*Instruction*
Which lines hold the word "current"? Copy each one.

*Records to process*
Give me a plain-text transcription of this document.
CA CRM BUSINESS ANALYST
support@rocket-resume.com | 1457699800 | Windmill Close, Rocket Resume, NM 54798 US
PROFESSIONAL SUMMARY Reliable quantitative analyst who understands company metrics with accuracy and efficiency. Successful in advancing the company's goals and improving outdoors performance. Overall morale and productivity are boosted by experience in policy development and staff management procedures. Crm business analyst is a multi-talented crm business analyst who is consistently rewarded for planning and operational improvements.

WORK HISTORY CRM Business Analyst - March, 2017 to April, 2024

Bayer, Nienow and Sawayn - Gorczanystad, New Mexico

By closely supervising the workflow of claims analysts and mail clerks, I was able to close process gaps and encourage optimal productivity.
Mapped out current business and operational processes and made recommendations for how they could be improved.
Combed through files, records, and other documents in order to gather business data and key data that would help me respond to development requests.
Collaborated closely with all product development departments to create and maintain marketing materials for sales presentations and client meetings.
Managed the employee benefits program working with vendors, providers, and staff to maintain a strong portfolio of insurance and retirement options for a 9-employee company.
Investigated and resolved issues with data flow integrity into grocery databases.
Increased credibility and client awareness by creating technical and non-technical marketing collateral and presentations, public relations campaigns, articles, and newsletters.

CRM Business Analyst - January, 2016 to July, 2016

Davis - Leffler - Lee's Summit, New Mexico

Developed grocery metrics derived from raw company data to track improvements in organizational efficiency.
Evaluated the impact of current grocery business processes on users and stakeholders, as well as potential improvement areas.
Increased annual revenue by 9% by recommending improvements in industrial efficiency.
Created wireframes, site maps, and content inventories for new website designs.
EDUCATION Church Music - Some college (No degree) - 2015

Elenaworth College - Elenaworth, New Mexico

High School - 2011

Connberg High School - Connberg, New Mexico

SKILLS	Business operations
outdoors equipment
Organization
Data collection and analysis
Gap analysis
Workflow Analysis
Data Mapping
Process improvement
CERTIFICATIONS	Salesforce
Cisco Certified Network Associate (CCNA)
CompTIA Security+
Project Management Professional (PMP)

*Problem solution*
Mapped out current business and operational processes and made recommendations for how they could be improved.
Evaluated the impact of current grocery business processes on users and stakeholders, as well as potential improvement areas.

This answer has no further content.